··· Texto de origem

Poder popular ou democracia? Por Oleg Yasinsky.

Foto; Juan Calero / AFP

Por Oleg Yasinsky.

Essa breve reflexão foi motivada pela recente mensagem do presidente colombiano Gustavo Petro sobre as eleições na Venezuela e a explosão da mídia e o vandalismo que acompanharam esse evento. Em sua declaração, entre outras coisas, Petro diz: “…convido o governo venezuelano a permitir que as eleições terminem em paz, permitindo um escrutínio transparente com contagem de votos, atas e com supervisão de todas as forças políticas de seu país e supervisão internacional profissional. Enquanto esse processo estiver ocorrendo, as forças cidadãs opositoras podem se acalmar e interromper a violência que leva à morte até que a contagem dos votos seja concluída e as eleições oficialmente encerradas. Propomos respeitosamente que se chegue a um acordo entre o governo e a oposição que permita o máximo respeito pela força que perdeu as eleições. Peço ao governo dos EUA que suspenda os bloqueios e as decisões contra os cidadãos venezuelanos. O bloqueio é uma medida anti-humana que só traz mais fome e violência do que já existe e promove a fuga em massa de pessoas. A emigração da América Latina para os EUA diminuirá substancialmente se o bloqueio for suspenso. Os povos livres sabem como tomar suas decisões. […] A apuração é o fim de qualquer processo eleitoral, deve ser transparente e garantir a paz e a democracia.

······
··· Listagem de dados

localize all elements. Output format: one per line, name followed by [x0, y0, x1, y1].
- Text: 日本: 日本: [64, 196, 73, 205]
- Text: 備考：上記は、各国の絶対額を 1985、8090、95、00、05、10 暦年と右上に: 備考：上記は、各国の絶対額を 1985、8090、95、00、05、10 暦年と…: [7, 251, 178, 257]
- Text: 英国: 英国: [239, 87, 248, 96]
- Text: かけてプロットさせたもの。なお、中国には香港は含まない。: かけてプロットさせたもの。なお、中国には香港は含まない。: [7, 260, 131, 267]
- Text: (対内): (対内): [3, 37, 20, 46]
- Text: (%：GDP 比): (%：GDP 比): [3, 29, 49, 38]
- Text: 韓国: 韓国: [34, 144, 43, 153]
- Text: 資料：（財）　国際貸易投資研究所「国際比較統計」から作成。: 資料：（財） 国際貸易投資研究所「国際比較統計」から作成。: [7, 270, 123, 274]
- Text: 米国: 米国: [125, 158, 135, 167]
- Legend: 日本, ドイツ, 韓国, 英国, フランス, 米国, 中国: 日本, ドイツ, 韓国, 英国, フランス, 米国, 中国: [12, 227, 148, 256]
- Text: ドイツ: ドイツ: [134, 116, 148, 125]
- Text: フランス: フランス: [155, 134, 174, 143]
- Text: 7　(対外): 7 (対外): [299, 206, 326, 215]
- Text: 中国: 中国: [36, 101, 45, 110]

······

Desafio 1
Segundo o texto sobre as eleições na Venezuela, por que Petro pede ao governo dos EUA que suspenda os bloqueios? Responda em uma a três frases.
Desafio 2
Escreva a continuação do texto sobre as eleições na Venezuela, começando logo após a última frase apresentada.
A listagem constitui material à parte, independente do texto.

Resposta 1
Petro afirma que o bloqueio é uma medida anti-humana que só traz mais fome e violência e promove a fuga em massa de pessoas. Acrescenta que a emigração da América Latina para os EUA diminuirá substancialmente se o bloqueio for suspenso.

Resposta 2
Antes de revelar minha essência totalitária e antidemocrática, ouso questionar a sinceridade desse discurso. Essas palavras poderiam ter sido escritas por algum teórico europeu de um café suíço que acredita muito em leis e organizações internacionais, mas desconhece totalmente a dura realidade do Terceiro Mundo. Não posso acreditar na ignorância e na ingenuidade do presidente colombiano. Acredito sinceramente que essas palavras não poderiam ter saído da mente de um conhecedor das lutas populares e políticas da América Latina. A ultradireita venezuelana, irmã gêmea da ultradireita colombiana, com sua força paramilitar e seu tremendo desprezo pela vida, que emana de séculos de violência e escravidão, não pode ser “uma força cidadã opositora”, como Petro a chama, porque, em primeiro lugar, é uma força patronal, colonial, de paramilitares…, tudo menos uma força cidadã. É tão absurdo quanto “pedir” aos governos dos EUA, que criam, mantêm e alimentam essa força, que “suspendam os bloqueios, porque eles prejudicam os povos”, “impedindo” o triunfo da “democracia”.

Sabemos que a principal ameaça aos povos da América Latina e do mundo não vem de “um adversário político cidadão” que ganha ou perde eleições, nem das “decisões errôneas” do Departamento de Estado. Quando alguns repetem que Hugo Chávez sempre defendeu a democracia, não estão nos dizendo toda a verdade: Chávez, desde o primeiro momento no poder, insistiu em apenas um tipo de democracia, a democracia participativa. A participação cidadã é algo diametralmente oposto ao que conhecemos como ir votar e, em duas horas, esquecer o assunto pelos próximos quatro ou seis anos.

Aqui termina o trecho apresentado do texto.